— start of Data for processing —

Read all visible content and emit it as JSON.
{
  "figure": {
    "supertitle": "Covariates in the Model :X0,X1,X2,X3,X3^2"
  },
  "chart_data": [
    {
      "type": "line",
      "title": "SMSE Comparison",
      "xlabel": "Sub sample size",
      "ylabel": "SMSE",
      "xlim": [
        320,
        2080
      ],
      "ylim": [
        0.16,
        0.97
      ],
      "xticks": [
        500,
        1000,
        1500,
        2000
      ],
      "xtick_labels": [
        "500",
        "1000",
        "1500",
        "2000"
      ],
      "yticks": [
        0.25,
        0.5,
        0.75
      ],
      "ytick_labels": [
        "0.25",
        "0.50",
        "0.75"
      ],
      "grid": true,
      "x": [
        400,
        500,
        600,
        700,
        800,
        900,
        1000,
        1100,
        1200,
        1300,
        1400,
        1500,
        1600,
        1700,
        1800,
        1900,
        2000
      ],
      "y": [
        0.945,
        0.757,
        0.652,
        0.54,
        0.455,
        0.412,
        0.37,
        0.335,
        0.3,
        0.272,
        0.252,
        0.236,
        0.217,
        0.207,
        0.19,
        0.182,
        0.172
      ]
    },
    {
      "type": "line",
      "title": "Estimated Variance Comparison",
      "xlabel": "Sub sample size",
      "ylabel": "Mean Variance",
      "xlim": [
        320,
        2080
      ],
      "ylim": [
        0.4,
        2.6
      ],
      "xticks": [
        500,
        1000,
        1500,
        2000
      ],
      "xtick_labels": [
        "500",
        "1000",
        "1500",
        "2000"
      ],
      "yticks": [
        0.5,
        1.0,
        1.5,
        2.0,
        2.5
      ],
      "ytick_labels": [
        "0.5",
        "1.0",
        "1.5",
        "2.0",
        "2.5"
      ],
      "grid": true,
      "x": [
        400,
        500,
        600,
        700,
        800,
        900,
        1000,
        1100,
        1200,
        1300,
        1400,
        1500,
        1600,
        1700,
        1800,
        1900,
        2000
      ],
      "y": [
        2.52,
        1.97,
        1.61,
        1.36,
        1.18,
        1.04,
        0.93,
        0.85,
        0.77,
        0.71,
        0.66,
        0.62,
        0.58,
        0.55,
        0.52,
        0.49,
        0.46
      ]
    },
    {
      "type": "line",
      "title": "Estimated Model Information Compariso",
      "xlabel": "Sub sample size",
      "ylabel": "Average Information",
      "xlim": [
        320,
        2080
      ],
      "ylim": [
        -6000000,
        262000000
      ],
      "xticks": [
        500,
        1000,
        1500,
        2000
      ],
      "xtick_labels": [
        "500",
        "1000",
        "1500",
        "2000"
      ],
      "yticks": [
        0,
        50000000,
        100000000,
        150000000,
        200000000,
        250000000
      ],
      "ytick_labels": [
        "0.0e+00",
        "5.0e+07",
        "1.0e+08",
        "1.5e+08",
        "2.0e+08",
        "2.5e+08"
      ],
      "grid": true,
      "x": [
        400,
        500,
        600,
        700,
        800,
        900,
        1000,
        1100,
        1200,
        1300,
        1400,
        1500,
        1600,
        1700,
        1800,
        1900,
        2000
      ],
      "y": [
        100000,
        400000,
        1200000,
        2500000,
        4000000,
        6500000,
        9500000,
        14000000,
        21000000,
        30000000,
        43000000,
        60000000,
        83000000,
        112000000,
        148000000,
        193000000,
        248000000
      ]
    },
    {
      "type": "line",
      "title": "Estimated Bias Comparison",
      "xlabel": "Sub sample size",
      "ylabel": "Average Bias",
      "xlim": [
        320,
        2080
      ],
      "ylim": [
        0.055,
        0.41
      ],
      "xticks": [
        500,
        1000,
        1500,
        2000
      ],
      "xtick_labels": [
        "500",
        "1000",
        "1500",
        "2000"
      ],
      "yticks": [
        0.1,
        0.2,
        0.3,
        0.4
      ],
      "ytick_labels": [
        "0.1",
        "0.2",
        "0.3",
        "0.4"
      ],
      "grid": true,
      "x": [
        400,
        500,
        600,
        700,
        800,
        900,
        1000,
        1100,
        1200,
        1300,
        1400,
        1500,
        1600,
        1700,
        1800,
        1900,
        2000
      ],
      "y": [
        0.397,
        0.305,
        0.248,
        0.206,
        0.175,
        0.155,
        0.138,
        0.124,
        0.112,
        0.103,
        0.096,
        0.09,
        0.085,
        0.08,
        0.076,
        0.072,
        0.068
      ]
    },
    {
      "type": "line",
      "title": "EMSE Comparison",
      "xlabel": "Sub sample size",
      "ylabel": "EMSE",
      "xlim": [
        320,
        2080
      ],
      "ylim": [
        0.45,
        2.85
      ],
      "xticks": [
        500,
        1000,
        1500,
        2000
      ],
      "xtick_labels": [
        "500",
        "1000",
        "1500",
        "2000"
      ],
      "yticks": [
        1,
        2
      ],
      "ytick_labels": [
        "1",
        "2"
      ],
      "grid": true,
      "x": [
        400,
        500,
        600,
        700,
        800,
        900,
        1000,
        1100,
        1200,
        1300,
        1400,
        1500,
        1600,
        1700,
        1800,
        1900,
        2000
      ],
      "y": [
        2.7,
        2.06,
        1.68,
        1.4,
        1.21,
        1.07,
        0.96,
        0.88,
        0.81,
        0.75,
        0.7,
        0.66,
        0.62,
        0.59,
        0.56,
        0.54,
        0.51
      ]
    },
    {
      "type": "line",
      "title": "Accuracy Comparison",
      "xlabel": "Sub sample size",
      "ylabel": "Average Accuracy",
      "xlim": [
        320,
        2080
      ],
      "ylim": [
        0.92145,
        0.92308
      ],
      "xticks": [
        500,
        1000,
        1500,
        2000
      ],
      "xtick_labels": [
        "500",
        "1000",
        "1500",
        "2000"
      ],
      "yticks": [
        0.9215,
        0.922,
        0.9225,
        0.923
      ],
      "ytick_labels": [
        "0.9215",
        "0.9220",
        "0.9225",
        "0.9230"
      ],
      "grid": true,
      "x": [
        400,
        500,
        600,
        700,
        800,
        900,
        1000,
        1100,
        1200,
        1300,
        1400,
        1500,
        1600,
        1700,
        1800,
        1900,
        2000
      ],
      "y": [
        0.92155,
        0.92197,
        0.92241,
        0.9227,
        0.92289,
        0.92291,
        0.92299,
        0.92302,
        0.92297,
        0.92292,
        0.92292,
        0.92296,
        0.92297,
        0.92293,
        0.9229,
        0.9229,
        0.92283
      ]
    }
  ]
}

— end of Data for processing —

* Goal of the exercise *
Exactly as written, please output every entry.

* Answer *
Read all visible content and emit it as JSON.
{
  "figure": {
    "supertitle": "Covariates in the Model :X0,X1,X2,X3,X3^2"
  },
  "chart_data": [
    {
      "type": "line",
      "title": "SMSE Comparison",
      "xlabel": "Sub sample size",
      "ylabel": "SMSE",
      "xlim": [
        320,
        2080
      ],
      "ylim": [
        0.16,
        0.97
      ],
      "xticks": [
        500,
        1000,
        1500,
        2000
      ],
      "xtick_labels": [
        "500",
        "1000",
        "1500",
        "2000"
      ],
      "yticks": [
        0.25,
        0.5,
        0.75
      ],
      "ytick_labels": [
        "0.25",
        "0.50",
        "0.75"
      ],
      "grid": true,
      "x": [
        400,
        500,
        600,
        700,
        800,
        900,
        1000,
        1100,
        1200,
        1300,
        1400,
        1500,
        1600,
        1700,
        1800,
        1900,
        2000
      ],
      "y": [
        0.945,
        0.757,
        0.652,
        0.54,
        0.455,
        0.412,
        0.37,
        0.335,
        0.3,
        0.272,
        0.252,
        0.236,
        0.217,
        0.207,
        0.19,
        0.182,
        0.172
      ]
    },
    {
      "type": "line",
      "title": "Estimated Variance Comparison",
      "xlabel": "Sub sample size",
      "ylabel": "Mean Variance",
      "xlim": [
        320,
        2080
      ],
      "ylim": [
        0.4,
        2.6
      ],
      "xticks": [
        500,
        1000,
        1500,
        2000
      ],
      "xtick_labels": [
        "500",
        "1000",
        "1500",
        "2000"
      ],
      "yticks": [
        0.5,
        1.0,
        1.5,
        2.0,
        2.5
      ],
      "ytick_labels": [
        "0.5",
        "1.0",
        "1.5",
        "2.0",
        "2.5"
      ],
      "grid": true,
      "x": [
        400,
        500,
        600,
        700,
        800,
        900,
        1000,
        1100,
        1200,
        1300,
        1400,
        1500,
        1600,
        1700,
        1800,
        1900,
        2000
      ],
      "y": [
        2.52,
        1.97,
        1.61,
        1.36,
        1.18,
        1.04,
        0.93,
        0.85,
        0.77,
        0.71,
        0.66,
        0.62,
        0.58,
        0.55,
        0.52,
        0.49,
        0.46
      ]
    },
    {
      "type": "line",
      "title": "Estimated Model Information Compariso",
      "xlabel": "Sub sample size",
      "ylabel": "Average Information",
      "xlim": [
        320,
        2080
      ],
      "ylim": [
        -6000000,
        262000000
      ],
      "xticks": [
        500,
        1000,
        1500,
        2000
      ],
      "xtick_labels": [
        "500",
        "1000",
        "1500",
        "2000"
      ],
      "yticks": [
        0,
        50000000,
        100000000,
        150000000,
        200000000,
        250000000
      ],
      "ytick_labels": [
        "0.0e+00",
        "5.0e+07",
        "1.0e+08",
        "1.5e+08",
        "2.0e+08",
        "2.5e+08"
      ],
      "grid": true,
      "x": [
        400,
        500,
        600,
        700,
        800,
        900,
        1000,
        1100,
        1200,
        1300,
        1400,
        1500,
        1600,
        1700,
        1800,
        1900,
        2000
      ],
      "y": [
        100000,
        400000,
        1200000,
        2500000,
        4000000,
        6500000,
        9500000,
        14000000,
        21000000,
        30000000,
        43000000,
        60000000,
        83000000,
        112000000,
        148000000,
        193000000,
        248000000
      ]
    },
    {
      "type": "line",
      "title": "Estimated Bias Comparison",
      "xlabel": "Sub sample size",
      "ylabel": "Average Bias",
      "xlim": [
        320,
        2080
      ],
      "ylim": [
        0.055,
        0.41
      ],
      "xticks": [
        500,
        1000,
        1500,
        2000
      ],
      "xtick_labels": [
        "500",
        "1000",
        "1500",
        "2000"
      ],
      "yticks": [
        0.1,
        0.2,
        0.3,
        0.4
      ],
      "ytick_labels": [
        "0.1",
        "0.2",
        "0.3",
        "0.4"
      ],
      "grid": true,
      "x": [
        400,
        500,
        600,
        700,
        800,
        900,
        1000,
        1100,
        1200,
        1300,
        1400,
        1500,
        1600,
        1700,
        1800,
        1900,
        2000
      ],
      "y": [
        0.397,
        0.305,
        0.248,
        0.206,
        0.175,
        0.155,
        0.138,
        0.124,
        0.112,
        0.103,
        0.096,
        0.09,
        0.085,
        0.08,
        0.076,
        0.072,
        0.068
      ]
    },
    {
      "type": "line",
      "title": "EMSE Comparison",
      "xlabel": "Sub sample size",
      "ylabel": "EMSE",
      "xlim": [
        320,
        2080
      ],
      "ylim": [
        0.45,
        2.85
      ],
      "xticks": [
        500,
        1000,
        1500,
        2000
      ],
      "xtick_labels": [
        "500",
        "1000",
        "1500",
        "2000"
      ],
      "yticks": [
        1,
        2
      ],
      "ytick_labels": [
        "1",
        "2"
      ],
      "grid": true,
      "x": [
        400,
        500,
        600,
        700,
        800,
        900,
        1000,
        1100,
        1200,
        1300,
        1400,
        1500,
        1600,
        1700,
        1800,
        1900,
        2000
      ],
      "y": [
        2.7,
        2.06,
        1.68,
        1.4,
        1.21,
        1.07,
        0.96,
        0.88,
        0.81,
        0.75,
        0.7,
        0.66,
        0.62,
        0.59,
        0.56,
        0.54,
        0.51
      ]
    },
    {
      "type": "line",
      "title": "Accuracy Comparison",
      "xlabel": "Sub sample size",
      "ylabel": "Average Accuracy",
      "xlim": [
        320,
        2080
      ],
      "ylim": [
        0.92145,
        0.92308
      ],
      "xticks": [
        500,
        1000,
        1500,
        2000
      ],
      "xtick_labels": [
        "500",
        "1000",
        "1500",
        "2000"
      ],
      "yticks": [
        0.9215,
        0.922,
        0.9225,
        0.923
      ],
      "ytick_labels": [
        "0.9215",
        "0.9220",
        "0.9225",
        "0.9230"
      ],
      "grid": true,
      "x": [
        400,
        500,
        600,
        700,
        800,
        900,
        1000,
        1100,
        1200,
        1300,
        1400,
        1500,
        1600,
        1700,
        1800,
        1900,
        2000
      ],
      "y": [
        0.92155,
        0.92197,
        0.92241,
        0.9227,
        0.92289,
        0.92291,
        0.92299,
        0.92302,
        0.92297,
        0.92292,
        0.92292,
        0.92296,
        0.92297,
        0.92293,
        0.9229,
        0.9229,
        0.92283
      ]
    }
  ]
}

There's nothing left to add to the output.